_WHAT YOU NEED TO DO_: Write out the material again exactly, please, and omit the pictures.

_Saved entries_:
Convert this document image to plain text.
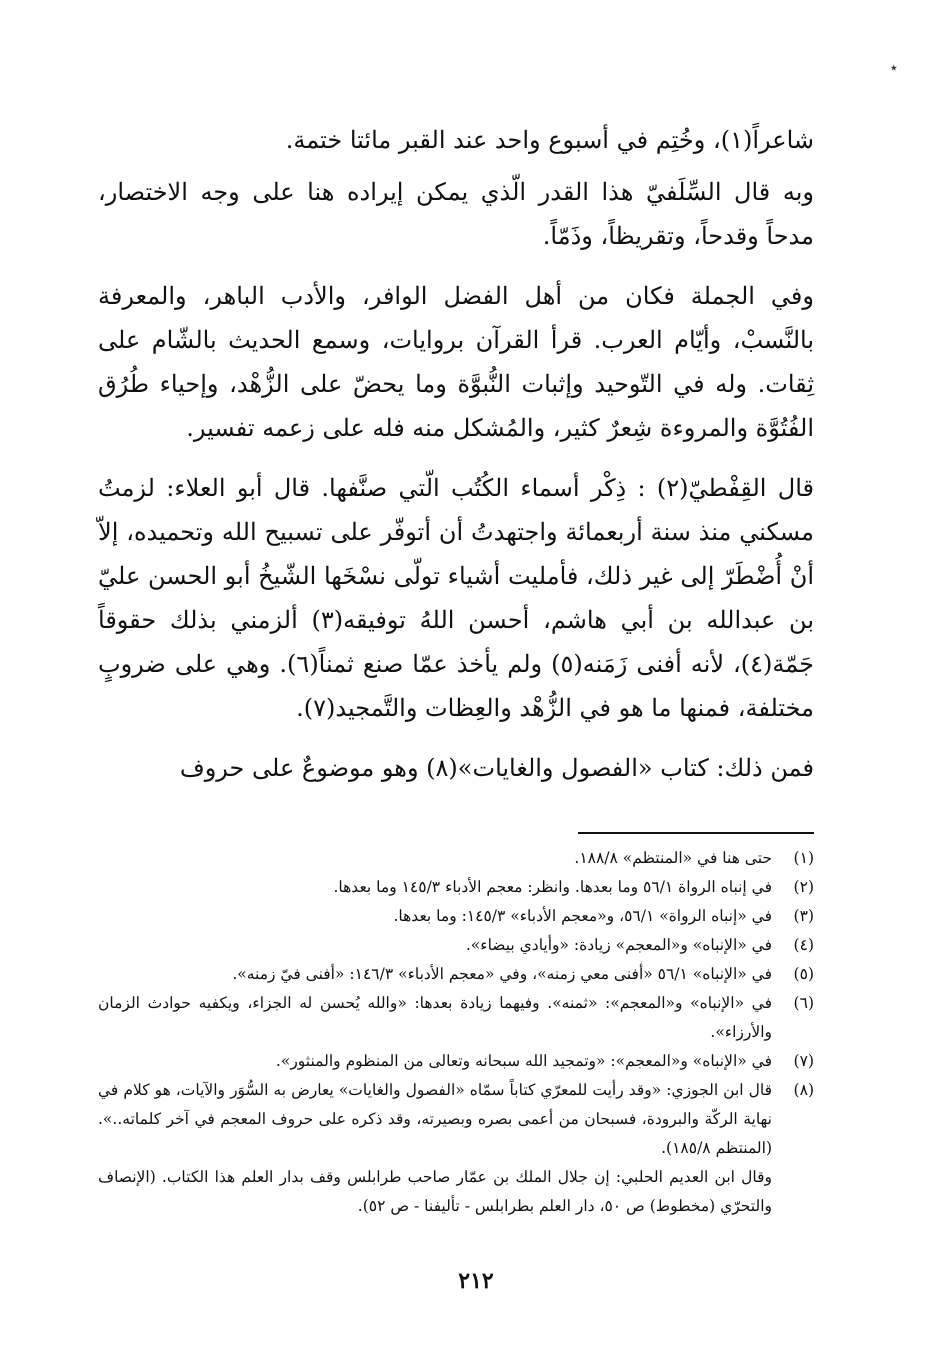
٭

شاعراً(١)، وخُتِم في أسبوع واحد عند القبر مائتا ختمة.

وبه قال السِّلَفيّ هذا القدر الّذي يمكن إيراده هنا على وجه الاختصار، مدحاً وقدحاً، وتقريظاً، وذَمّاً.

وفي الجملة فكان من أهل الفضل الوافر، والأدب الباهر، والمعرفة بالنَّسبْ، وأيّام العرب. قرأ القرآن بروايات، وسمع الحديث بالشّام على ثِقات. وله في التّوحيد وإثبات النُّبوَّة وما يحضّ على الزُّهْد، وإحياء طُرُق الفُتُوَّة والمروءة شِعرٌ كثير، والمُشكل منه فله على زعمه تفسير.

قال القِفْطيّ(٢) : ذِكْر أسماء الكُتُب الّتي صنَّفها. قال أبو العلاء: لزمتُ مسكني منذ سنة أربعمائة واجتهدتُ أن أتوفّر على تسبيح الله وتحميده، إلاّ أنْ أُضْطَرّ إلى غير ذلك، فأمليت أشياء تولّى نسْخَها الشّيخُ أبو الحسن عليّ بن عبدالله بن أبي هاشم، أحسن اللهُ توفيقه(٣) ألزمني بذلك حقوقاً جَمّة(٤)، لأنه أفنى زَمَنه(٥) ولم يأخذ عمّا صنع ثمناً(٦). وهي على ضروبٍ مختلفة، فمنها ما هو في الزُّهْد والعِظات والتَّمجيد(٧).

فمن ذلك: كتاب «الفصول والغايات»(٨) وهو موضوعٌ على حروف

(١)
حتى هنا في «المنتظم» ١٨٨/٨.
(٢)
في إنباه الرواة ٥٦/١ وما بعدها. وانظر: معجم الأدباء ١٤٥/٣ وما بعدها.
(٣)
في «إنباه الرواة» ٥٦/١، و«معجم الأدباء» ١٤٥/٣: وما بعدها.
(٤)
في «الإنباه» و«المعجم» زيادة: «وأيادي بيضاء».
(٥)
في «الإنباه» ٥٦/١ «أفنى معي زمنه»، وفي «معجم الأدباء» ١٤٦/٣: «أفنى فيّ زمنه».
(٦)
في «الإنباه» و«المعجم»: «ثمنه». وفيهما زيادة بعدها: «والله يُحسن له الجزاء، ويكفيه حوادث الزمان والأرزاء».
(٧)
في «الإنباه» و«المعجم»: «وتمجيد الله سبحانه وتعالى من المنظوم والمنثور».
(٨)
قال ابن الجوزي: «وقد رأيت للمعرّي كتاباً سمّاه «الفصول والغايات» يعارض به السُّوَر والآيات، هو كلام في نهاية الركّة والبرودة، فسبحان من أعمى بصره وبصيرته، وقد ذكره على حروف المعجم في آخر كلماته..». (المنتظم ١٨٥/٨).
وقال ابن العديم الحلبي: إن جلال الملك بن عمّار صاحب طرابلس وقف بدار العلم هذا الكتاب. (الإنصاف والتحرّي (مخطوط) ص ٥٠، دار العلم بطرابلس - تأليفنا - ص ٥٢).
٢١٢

_TASK RESPONSE_:
Convert this document image to plain text.
٭

شاعراً(١)، وخُتِم في أسبوع واحد عند القبر مائتا ختمة.

وبه قال السِّلَفيّ هذا القدر الّذي يمكن إيراده هنا على وجه الاختصار، مدحاً وقدحاً، وتقريظاً، وذَمّاً.

وفي الجملة فكان من أهل الفضل الوافر، والأدب الباهر، والمعرفة بالنَّسبْ، وأيّام العرب. قرأ القرآن بروايات، وسمع الحديث بالشّام على ثِقات. وله في التّوحيد وإثبات النُّبوَّة وما يحضّ على الزُّهْد، وإحياء طُرُق الفُتُوَّة والمروءة شِعرٌ كثير، والمُشكل منه فله على زعمه تفسير.

قال القِفْطيّ(٢) : ذِكْر أسماء الكُتُب الّتي صنَّفها. قال أبو العلاء: لزمتُ مسكني منذ سنة أربعمائة واجتهدتُ أن أتوفّر على تسبيح الله وتحميده، إلاّ أنْ أُضْطَرّ إلى غير ذلك، فأمليت أشياء تولّى نسْخَها الشّيخُ أبو الحسن عليّ بن عبدالله بن أبي هاشم، أحسن اللهُ توفيقه(٣) ألزمني بذلك حقوقاً جَمّة(٤)، لأنه أفنى زَمَنه(٥) ولم يأخذ عمّا صنع ثمناً(٦). وهي على ضروبٍ مختلفة، فمنها ما هو في الزُّهْد والعِظات والتَّمجيد(٧).

فمن ذلك: كتاب «الفصول والغايات»(٨) وهو موضوعٌ على حروف

(١)
حتى هنا في «المنتظم» ١٨٨/٨.
(٢)
في إنباه الرواة ٥٦/١ وما بعدها. وانظر: معجم الأدباء ١٤٥/٣ وما بعدها.
(٣)
في «إنباه الرواة» ٥٦/١، و«معجم الأدباء» ١٤٥/٣: وما بعدها.
(٤)
في «الإنباه» و«المعجم» زيادة: «وأيادي بيضاء».
(٥)
في «الإنباه» ٥٦/١ «أفنى معي زمنه»، وفي «معجم الأدباء» ١٤٦/٣: «أفنى فيّ زمنه».
(٦)
في «الإنباه» و«المعجم»: «ثمنه». وفيهما زيادة بعدها: «والله يُحسن له الجزاء، ويكفيه حوادث الزمان والأرزاء».
(٧)
في «الإنباه» و«المعجم»: «وتمجيد الله سبحانه وتعالى من المنظوم والمنثور».
(٨)
قال ابن الجوزي: «وقد رأيت للمعرّي كتاباً سمّاه «الفصول والغايات» يعارض به السُّوَر والآيات، هو كلام في نهاية الركّة والبرودة، فسبحان من أعمى بصره وبصيرته، وقد ذكره على حروف المعجم في آخر كلماته..». (المنتظم ١٨٥/٨).
وقال ابن العديم الحلبي: إن جلال الملك بن عمّار صاحب طرابلس وقف بدار العلم هذا الكتاب. (الإنصاف والتحرّي (مخطوط) ص ٥٠، دار العلم بطرابلس - تأليفنا - ص ٥٢).
٢١٢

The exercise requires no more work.